GOAL OF THE EXERCISE
Copy out all the records, word for word.
(begin)
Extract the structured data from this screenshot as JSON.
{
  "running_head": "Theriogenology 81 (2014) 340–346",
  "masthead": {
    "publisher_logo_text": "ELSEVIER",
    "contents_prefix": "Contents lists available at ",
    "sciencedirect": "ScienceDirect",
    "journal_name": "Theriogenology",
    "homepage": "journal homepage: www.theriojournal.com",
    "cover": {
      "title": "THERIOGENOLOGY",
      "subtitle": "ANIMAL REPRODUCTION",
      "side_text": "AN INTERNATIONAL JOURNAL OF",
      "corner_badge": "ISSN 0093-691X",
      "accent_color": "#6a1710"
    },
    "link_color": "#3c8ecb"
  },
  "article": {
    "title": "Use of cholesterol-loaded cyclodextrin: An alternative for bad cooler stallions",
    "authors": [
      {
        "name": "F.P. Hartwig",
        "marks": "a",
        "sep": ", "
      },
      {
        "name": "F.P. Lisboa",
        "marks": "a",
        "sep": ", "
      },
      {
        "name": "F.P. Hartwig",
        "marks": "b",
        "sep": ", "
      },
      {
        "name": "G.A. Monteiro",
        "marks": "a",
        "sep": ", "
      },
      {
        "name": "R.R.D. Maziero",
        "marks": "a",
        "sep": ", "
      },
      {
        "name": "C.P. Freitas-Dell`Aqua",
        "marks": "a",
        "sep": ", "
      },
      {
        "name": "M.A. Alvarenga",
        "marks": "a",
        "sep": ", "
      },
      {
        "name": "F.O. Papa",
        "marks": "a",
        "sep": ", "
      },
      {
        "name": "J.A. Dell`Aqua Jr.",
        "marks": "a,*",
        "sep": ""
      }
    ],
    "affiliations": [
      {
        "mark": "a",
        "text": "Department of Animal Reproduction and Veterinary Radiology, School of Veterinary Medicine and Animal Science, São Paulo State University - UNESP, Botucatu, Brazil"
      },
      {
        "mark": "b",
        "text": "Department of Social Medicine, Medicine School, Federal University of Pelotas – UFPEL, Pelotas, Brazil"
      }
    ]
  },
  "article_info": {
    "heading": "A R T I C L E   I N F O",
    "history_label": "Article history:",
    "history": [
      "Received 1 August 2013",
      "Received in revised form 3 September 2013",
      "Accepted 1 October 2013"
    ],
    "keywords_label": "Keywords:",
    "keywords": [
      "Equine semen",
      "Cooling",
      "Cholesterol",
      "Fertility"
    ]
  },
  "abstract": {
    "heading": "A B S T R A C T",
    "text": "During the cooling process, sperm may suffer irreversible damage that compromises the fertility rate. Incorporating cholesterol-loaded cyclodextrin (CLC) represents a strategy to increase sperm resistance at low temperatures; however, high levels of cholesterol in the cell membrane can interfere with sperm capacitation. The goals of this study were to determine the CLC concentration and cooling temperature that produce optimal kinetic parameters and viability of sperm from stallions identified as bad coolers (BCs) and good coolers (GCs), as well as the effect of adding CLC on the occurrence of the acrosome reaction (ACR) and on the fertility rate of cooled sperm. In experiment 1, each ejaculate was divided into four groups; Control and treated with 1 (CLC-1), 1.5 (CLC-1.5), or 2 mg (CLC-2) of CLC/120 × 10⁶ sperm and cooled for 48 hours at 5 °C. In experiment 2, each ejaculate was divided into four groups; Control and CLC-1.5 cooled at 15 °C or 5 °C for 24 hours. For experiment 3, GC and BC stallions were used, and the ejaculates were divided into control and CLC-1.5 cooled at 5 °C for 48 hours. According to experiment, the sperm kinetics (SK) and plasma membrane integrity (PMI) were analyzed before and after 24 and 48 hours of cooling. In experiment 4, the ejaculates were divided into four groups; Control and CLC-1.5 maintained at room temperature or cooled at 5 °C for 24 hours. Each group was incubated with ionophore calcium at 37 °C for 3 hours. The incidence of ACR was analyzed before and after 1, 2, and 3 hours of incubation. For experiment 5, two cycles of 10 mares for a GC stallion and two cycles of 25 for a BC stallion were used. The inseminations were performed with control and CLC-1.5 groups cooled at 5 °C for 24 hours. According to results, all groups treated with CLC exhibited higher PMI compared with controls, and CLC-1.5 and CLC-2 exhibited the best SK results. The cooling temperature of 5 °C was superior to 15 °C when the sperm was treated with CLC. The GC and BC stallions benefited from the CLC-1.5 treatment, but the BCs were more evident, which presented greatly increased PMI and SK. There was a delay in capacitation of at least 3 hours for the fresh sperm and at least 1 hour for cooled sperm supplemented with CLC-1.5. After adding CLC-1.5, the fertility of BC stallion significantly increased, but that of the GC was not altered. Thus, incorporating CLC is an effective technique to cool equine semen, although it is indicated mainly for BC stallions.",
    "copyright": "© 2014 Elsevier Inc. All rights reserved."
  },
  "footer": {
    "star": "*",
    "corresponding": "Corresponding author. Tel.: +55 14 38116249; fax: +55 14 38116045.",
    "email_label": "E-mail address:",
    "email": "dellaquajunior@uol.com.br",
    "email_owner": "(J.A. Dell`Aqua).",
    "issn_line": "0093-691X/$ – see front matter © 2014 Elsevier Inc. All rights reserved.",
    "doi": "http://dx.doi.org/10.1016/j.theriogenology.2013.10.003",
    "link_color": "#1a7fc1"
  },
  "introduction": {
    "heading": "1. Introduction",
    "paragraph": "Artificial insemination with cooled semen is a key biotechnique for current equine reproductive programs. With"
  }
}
(end)
PROBLEM SOLUTION
Extract the structured data from this screenshot as JSON.
{
  "running_head": "Theriogenology 81 (2014) 340–346",
  "masthead": {
    "publisher_logo_text": "ELSEVIER",
    "contents_prefix": "Contents lists available at ",
    "sciencedirect": "ScienceDirect",
    "journal_name": "Theriogenology",
    "homepage": "journal homepage: www.theriojournal.com",
    "cover": {
      "title": "THERIOGENOLOGY",
      "subtitle": "ANIMAL REPRODUCTION",
      "side_text": "AN INTERNATIONAL JOURNAL OF",
      "corner_badge": "ISSN 0093-691X",
      "accent_color": "#6a1710"
    },
    "link_color": "#3c8ecb"
  },
  "article": {
    "title": "Use of cholesterol-loaded cyclodextrin: An alternative for bad cooler stallions",
    "authors": [
      {
        "name": "F.P. Hartwig",
        "marks": "a",
        "sep": ", "
      },
      {
        "name": "F.P. Lisboa",
        "marks": "a",
        "sep": ", "
      },
      {
        "name": "F.P. Hartwig",
        "marks": "b",
        "sep": ", "
      },
      {
        "name": "G.A. Monteiro",
        "marks": "a",
        "sep": ", "
      },
      {
        "name": "R.R.D. Maziero",
        "marks": "a",
        "sep": ", "
      },
      {
        "name": "C.P. Freitas-Dell`Aqua",
        "marks": "a",
        "sep": ", "
      },
      {
        "name": "M.A. Alvarenga",
        "marks": "a",
        "sep": ", "
      },
      {
        "name": "F.O. Papa",
        "marks": "a",
        "sep": ", "
      },
      {
        "name": "J.A. Dell`Aqua Jr.",
        "marks": "a,*",
        "sep": ""
      }
    ],
    "affiliations": [
      {
        "mark": "a",
        "text": "Department of Animal Reproduction and Veterinary Radiology, School of Veterinary Medicine and Animal Science, São Paulo State University - UNESP, Botucatu, Brazil"
      },
      {
        "mark": "b",
        "text": "Department of Social Medicine, Medicine School, Federal University of Pelotas – UFPEL, Pelotas, Brazil"
      }
    ]
  },
  "article_info": {
    "heading": "A R T I C L E   I N F O",
    "history_label": "Article history:",
    "history": [
      "Received 1 August 2013",
      "Received in revised form 3 September 2013",
      "Accepted 1 October 2013"
    ],
    "keywords_label": "Keywords:",
    "keywords": [
      "Equine semen",
      "Cooling",
      "Cholesterol",
      "Fertility"
    ]
  },
  "abstract": {
    "heading": "A B S T R A C T",
    "text": "During the cooling process, sperm may suffer irreversible damage that compromises the fertility rate. Incorporating cholesterol-loaded cyclodextrin (CLC) represents a strategy to increase sperm resistance at low temperatures; however, high levels of cholesterol in the cell membrane can interfere with sperm capacitation. The goals of this study were to determine the CLC concentration and cooling temperature that produce optimal kinetic parameters and viability of sperm from stallions identified as bad coolers (BCs) and good coolers (GCs), as well as the effect of adding CLC on the occurrence of the acrosome reaction (ACR) and on the fertility rate of cooled sperm. In experiment 1, each ejaculate was divided into four groups; Control and treated with 1 (CLC-1), 1.5 (CLC-1.5), or 2 mg (CLC-2) of CLC/120 × 10⁶ sperm and cooled for 48 hours at 5 °C. In experiment 2, each ejaculate was divided into four groups; Control and CLC-1.5 cooled at 15 °C or 5 °C for 24 hours. For experiment 3, GC and BC stallions were used, and the ejaculates were divided into control and CLC-1.5 cooled at 5 °C for 48 hours. According to experiment, the sperm kinetics (SK) and plasma membrane integrity (PMI) were analyzed before and after 24 and 48 hours of cooling. In experiment 4, the ejaculates were divided into four groups; Control and CLC-1.5 maintained at room temperature or cooled at 5 °C for 24 hours. Each group was incubated with ionophore calcium at 37 °C for 3 hours. The incidence of ACR was analyzed before and after 1, 2, and 3 hours of incubation. For experiment 5, two cycles of 10 mares for a GC stallion and two cycles of 25 for a BC stallion were used. The inseminations were performed with control and CLC-1.5 groups cooled at 5 °C for 24 hours. According to results, all groups treated with CLC exhibited higher PMI compared with controls, and CLC-1.5 and CLC-2 exhibited the best SK results. The cooling temperature of 5 °C was superior to 15 °C when the sperm was treated with CLC. The GC and BC stallions benefited from the CLC-1.5 treatment, but the BCs were more evident, which presented greatly increased PMI and SK. There was a delay in capacitation of at least 3 hours for the fresh sperm and at least 1 hour for cooled sperm supplemented with CLC-1.5. After adding CLC-1.5, the fertility of BC stallion significantly increased, but that of the GC was not altered. Thus, incorporating CLC is an effective technique to cool equine semen, although it is indicated mainly for BC stallions.",
    "copyright": "© 2014 Elsevier Inc. All rights reserved."
  },
  "footer": {
    "star": "*",
    "corresponding": "Corresponding author. Tel.: +55 14 38116249; fax: +55 14 38116045.",
    "email_label": "E-mail address:",
    "email": "dellaquajunior@uol.com.br",
    "email_owner": "(J.A. Dell`Aqua).",
    "issn_line": "0093-691X/$ – see front matter © 2014 Elsevier Inc. All rights reserved.",
    "doi": "http://dx.doi.org/10.1016/j.theriogenology.2013.10.003",
    "link_color": "#1a7fc1"
  },
  "introduction": {
    "heading": "1. Introduction",
    "paragraph": "Artificial insemination with cooled semen is a key biotechnique for current equine reproductive programs. With"
  }
}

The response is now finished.